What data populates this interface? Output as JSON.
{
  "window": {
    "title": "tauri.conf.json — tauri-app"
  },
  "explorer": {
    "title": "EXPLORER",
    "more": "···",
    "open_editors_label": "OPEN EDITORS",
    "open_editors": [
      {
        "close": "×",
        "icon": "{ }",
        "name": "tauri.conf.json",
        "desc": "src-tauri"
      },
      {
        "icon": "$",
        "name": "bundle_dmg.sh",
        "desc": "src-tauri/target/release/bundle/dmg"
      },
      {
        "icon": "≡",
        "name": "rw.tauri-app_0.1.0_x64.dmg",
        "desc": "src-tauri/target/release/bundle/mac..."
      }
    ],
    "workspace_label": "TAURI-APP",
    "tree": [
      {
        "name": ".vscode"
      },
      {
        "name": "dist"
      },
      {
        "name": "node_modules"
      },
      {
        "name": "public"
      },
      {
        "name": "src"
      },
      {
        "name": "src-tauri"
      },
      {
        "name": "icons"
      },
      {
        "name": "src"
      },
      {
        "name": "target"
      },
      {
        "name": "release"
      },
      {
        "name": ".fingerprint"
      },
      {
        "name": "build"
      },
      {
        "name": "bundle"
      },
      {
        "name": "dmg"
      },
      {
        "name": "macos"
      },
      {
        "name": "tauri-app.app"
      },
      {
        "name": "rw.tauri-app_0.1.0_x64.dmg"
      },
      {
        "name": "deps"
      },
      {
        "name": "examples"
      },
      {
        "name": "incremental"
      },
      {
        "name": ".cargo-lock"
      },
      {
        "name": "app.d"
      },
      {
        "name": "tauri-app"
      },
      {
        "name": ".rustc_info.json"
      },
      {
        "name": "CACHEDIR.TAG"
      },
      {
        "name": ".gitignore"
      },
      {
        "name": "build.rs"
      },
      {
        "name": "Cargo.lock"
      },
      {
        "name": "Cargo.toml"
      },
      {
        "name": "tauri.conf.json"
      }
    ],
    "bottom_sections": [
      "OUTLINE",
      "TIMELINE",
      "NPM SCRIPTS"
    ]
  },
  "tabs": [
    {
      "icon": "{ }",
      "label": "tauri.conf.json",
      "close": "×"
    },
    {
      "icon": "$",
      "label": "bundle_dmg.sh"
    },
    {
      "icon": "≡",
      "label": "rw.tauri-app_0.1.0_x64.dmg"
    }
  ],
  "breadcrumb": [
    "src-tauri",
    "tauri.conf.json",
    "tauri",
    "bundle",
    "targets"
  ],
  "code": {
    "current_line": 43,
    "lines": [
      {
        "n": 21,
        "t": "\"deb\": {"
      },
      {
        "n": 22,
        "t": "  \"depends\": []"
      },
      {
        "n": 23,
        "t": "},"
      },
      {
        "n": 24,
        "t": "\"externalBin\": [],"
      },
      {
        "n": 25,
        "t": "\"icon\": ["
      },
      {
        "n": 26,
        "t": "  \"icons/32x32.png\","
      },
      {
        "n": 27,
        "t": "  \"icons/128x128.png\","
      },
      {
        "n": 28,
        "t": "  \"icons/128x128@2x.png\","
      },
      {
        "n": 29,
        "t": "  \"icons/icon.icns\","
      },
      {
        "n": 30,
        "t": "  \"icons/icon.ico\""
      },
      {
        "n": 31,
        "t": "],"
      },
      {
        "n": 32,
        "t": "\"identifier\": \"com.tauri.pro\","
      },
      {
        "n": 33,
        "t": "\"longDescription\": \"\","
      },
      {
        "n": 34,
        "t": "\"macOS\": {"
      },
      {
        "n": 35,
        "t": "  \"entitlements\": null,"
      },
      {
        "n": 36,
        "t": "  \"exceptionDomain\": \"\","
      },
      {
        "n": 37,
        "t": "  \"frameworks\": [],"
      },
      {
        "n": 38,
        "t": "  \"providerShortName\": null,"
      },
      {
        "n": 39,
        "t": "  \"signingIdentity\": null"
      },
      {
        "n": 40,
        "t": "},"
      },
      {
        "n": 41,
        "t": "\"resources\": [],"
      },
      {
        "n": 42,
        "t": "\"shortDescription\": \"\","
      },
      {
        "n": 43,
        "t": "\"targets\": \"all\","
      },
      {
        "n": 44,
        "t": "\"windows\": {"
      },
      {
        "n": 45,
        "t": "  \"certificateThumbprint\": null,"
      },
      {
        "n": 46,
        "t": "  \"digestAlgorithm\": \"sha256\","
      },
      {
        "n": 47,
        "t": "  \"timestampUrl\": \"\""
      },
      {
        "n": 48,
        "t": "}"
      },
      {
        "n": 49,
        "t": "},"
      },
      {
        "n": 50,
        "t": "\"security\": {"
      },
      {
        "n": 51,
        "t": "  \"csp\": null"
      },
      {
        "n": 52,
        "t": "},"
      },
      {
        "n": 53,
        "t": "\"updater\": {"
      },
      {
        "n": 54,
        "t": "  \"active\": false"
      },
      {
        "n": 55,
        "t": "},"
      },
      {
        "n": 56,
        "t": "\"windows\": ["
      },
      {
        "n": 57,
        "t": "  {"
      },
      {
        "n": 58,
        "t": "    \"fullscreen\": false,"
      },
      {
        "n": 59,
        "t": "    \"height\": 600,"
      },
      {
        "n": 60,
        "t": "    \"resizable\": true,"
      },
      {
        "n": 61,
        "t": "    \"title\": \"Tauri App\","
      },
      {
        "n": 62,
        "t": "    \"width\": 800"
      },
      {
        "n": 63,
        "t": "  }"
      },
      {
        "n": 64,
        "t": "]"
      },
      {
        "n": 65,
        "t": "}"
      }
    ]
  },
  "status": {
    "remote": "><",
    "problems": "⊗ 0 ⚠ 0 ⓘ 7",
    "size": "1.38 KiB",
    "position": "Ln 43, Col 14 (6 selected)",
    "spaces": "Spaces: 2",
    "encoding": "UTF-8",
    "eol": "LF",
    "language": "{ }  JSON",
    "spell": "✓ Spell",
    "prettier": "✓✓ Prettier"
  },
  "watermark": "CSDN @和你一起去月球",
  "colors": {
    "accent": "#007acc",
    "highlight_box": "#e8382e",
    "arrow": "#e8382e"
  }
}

□ □ □ □ □

# Exercise objective
Each line of the material above needs to be quoted exactly, please.

# Exercise result
What data populates this interface? Output as JSON.
{
  "window": {
    "title": "tauri.conf.json — tauri-app"
  },
  "explorer": {
    "title": "EXPLORER",
    "more": "···",
    "open_editors_label": "OPEN EDITORS",
    "open_editors": [
      {
        "close": "×",
        "icon": "{ }",
        "name": "tauri.conf.json",
        "desc": "src-tauri"
      },
      {
        "icon": "$",
        "name": "bundle_dmg.sh",
        "desc": "src-tauri/target/release/bundle/dmg"
      },
      {
        "icon": "≡",
        "name": "rw.tauri-app_0.1.0_x64.dmg",
        "desc": "src-tauri/target/release/bundle/mac..."
      }
    ],
    "workspace_label": "TAURI-APP",
    "tree": [
      {
        "name": ".vscode"
      },
      {
        "name": "dist"
      },
      {
        "name": "node_modules"
      },
      {
        "name": "public"
      },
      {
        "name": "src"
      },
      {
        "name": "src-tauri"
      },
      {
        "name": "icons"
      },
      {
        "name": "src"
      },
      {
        "name": "target"
      },
      {
        "name": "release"
      },
      {
        "name": ".fingerprint"
      },
      {
        "name": "build"
      },
      {
        "name": "bundle"
      },
      {
        "name": "dmg"
      },
      {
        "name": "macos"
      },
      {
        "name": "tauri-app.app"
      },
      {
        "name": "rw.tauri-app_0.1.0_x64.dmg"
      },
      {
        "name": "deps"
      },
      {
        "name": "examples"
      },
      {
        "name": "incremental"
      },
      {
        "name": ".cargo-lock"
      },
      {
        "name": "app.d"
      },
      {
        "name": "tauri-app"
      },
      {
        "name": ".rustc_info.json"
      },
      {
        "name": "CACHEDIR.TAG"
      },
      {
        "name": ".gitignore"
      },
      {
        "name": "build.rs"
      },
      {
        "name": "Cargo.lock"
      },
      {
        "name": "Cargo.toml"
      },
      {
        "name": "tauri.conf.json"
      }
    ],
    "bottom_sections": [
      "OUTLINE",
      "TIMELINE",
      "NPM SCRIPTS"
    ]
  },
  "tabs": [
    {
      "icon": "{ }",
      "label": "tauri.conf.json",
      "close": "×"
    },
    {
      "icon": "$",
      "label": "bundle_dmg.sh"
    },
    {
      "icon": "≡",
      "label": "rw.tauri-app_0.1.0_x64.dmg"
    }
  ],
  "breadcrumb": [
    "src-tauri",
    "tauri.conf.json",
    "tauri",
    "bundle",
    "targets"
  ],
  "code": {
    "current_line": 43,
    "lines": [
      {
        "n": 21,
        "t": "\"deb\": {"
      },
      {
        "n": 22,
        "t": "  \"depends\": []"
      },
      {
        "n": 23,
        "t": "},"
      },
      {
        "n": 24,
        "t": "\"externalBin\": [],"
      },
      {
        "n": 25,
        "t": "\"icon\": ["
      },
      {
        "n": 26,
        "t": "  \"icons/32x32.png\","
      },
      {
        "n": 27,
        "t": "  \"icons/128x128.png\","
      },
      {
        "n": 28,
        "t": "  \"icons/128x128@2x.png\","
      },
      {
        "n": 29,
        "t": "  \"icons/icon.icns\","
      },
      {
        "n": 30,
        "t": "  \"icons/icon.ico\""
      },
      {
        "n": 31,
        "t": "],"
      },
      {
        "n": 32,
        "t": "\"identifier\": \"com.tauri.pro\","
      },
      {
        "n": 33,
        "t": "\"longDescription\": \"\","
      },
      {
        "n": 34,
        "t": "\"macOS\": {"
      },
      {
        "n": 35,
        "t": "  \"entitlements\": null,"
      },
      {
        "n": 36,
        "t": "  \"exceptionDomain\": \"\","
      },
      {
        "n": 37,
        "t": "  \"frameworks\": [],"
      },
      {
        "n": 38,
        "t": "  \"providerShortName\": null,"
      },
      {
        "n": 39,
        "t": "  \"signingIdentity\": null"
      },
      {
        "n": 40,
        "t": "},"
      },
      {
        "n": 41,
        "t": "\"resources\": [],"
      },
      {
        "n": 42,
        "t": "\"shortDescription\": \"\","
      },
      {
        "n": 43,
        "t": "\"targets\": \"all\","
      },
      {
        "n": 44,
        "t": "\"windows\": {"
      },
      {
        "n": 45,
        "t": "  \"certificateThumbprint\": null,"
      },
      {
        "n": 46,
        "t": "  \"digestAlgorithm\": \"sha256\","
      },
      {
        "n": 47,
        "t": "  \"timestampUrl\": \"\""
      },
      {
        "n": 48,
        "t": "}"
      },
      {
        "n": 49,
        "t": "},"
      },
      {
        "n": 50,
        "t": "\"security\": {"
      },
      {
        "n": 51,
        "t": "  \"csp\": null"
      },
      {
        "n": 52,
        "t": "},"
      },
      {
        "n": 53,
        "t": "\"updater\": {"
      },
      {
        "n": 54,
        "t": "  \"active\": false"
      },
      {
        "n": 55,
        "t": "},"
      },
      {
        "n": 56,
        "t": "\"windows\": ["
      },
      {
        "n": 57,
        "t": "  {"
      },
      {
        "n": 58,
        "t": "    \"fullscreen\": false,"
      },
      {
        "n": 59,
        "t": "    \"height\": 600,"
      },
      {
        "n": 60,
        "t": "    \"resizable\": true,"
      },
      {
        "n": 61,
        "t": "    \"title\": \"Tauri App\","
      },
      {
        "n": 62,
        "t": "    \"width\": 800"
      },
      {
        "n": 63,
        "t": "  }"
      },
      {
        "n": 64,
        "t": "]"
      },
      {
        "n": 65,
        "t": "}"
      }
    ]
  },
  "status": {
    "remote": "><",
    "problems": "⊗ 0 ⚠ 0 ⓘ 7",
    "size": "1.38 KiB",
    "position": "Ln 43, Col 14 (6 selected)",
    "spaces": "Spaces: 2",
    "encoding": "UTF-8",
    "eol": "LF",
    "language": "{ }  JSON",
    "spell": "✓ Spell",
    "prettier": "✓✓ Prettier"
  },
  "watermark": "CSDN @和你一起去月球",
  "colors": {
    "accent": "#007acc",
    "highlight_box": "#e8382e",
    "arrow": "#e8382e"
  }
}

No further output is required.